» Data records
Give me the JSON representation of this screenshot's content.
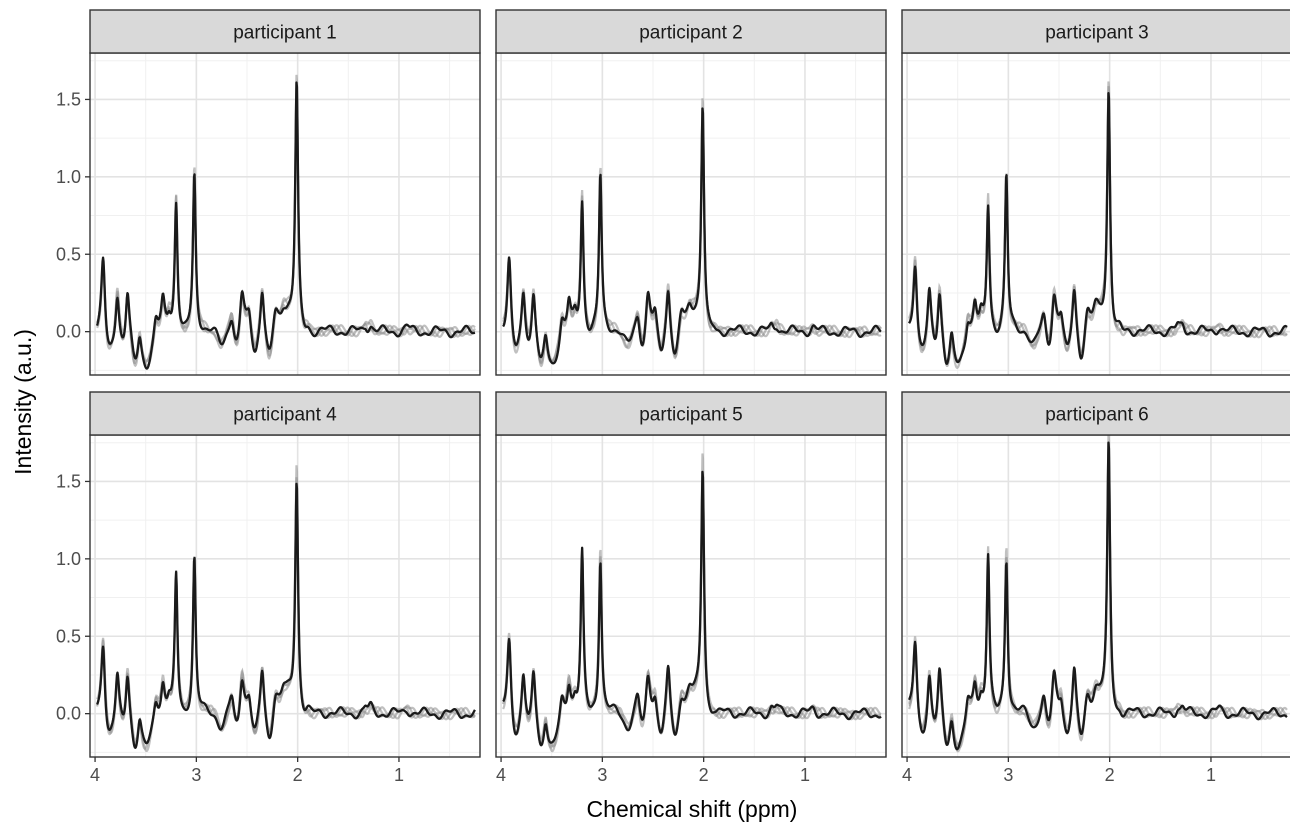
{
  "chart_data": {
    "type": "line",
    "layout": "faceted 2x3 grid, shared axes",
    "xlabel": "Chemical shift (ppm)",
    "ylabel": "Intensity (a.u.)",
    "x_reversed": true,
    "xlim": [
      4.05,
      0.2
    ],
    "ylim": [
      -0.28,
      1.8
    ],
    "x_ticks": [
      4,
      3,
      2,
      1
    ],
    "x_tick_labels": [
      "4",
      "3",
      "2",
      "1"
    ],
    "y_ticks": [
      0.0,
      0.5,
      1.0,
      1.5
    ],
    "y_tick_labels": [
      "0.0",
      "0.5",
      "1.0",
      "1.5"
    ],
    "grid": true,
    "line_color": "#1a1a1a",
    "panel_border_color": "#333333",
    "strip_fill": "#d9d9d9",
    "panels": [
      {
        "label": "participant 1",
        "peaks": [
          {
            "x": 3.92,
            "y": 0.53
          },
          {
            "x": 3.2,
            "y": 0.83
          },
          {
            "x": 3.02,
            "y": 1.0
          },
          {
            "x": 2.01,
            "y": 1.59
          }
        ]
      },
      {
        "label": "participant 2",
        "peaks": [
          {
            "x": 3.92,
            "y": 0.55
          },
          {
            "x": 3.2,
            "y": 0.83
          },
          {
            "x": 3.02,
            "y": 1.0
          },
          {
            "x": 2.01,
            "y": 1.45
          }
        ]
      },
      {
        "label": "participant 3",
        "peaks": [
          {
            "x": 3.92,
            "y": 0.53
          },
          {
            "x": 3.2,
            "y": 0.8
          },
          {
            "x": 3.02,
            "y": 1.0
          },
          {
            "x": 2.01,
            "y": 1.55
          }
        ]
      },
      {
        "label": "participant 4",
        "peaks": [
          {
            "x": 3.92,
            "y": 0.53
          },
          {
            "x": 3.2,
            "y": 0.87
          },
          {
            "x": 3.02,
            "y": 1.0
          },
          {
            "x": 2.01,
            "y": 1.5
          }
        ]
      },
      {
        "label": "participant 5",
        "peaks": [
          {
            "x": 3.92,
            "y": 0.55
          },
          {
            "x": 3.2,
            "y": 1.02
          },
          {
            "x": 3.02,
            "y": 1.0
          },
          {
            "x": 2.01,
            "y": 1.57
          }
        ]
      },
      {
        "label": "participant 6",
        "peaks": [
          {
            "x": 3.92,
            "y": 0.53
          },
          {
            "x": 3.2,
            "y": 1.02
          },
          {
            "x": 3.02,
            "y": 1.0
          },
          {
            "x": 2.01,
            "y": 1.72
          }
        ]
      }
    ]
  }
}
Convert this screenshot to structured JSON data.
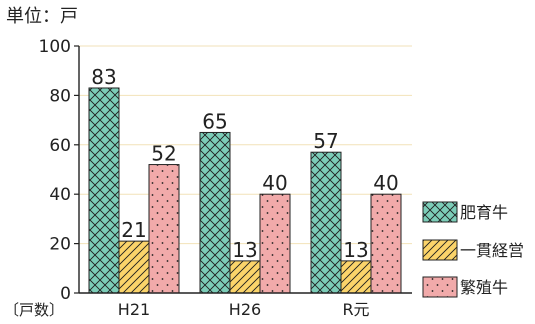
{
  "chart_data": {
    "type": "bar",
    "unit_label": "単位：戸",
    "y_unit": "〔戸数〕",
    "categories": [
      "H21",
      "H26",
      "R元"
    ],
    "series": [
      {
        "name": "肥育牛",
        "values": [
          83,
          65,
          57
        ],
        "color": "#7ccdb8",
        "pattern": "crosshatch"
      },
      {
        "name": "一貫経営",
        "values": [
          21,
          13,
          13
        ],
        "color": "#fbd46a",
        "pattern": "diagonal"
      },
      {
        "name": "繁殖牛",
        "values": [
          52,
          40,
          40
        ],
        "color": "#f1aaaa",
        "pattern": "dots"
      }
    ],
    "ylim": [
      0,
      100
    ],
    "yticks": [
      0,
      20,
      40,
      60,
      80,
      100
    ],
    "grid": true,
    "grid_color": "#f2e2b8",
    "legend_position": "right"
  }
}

» Goal
Gather all lines from the listing above in which "participant" occurs.

» Exercise response
        "label": "participant 1",
        "label": "participant 2",
        "label": "participant 3",
        "label": "participant 4",
        "label": "participant 5",
        "label": "participant 6",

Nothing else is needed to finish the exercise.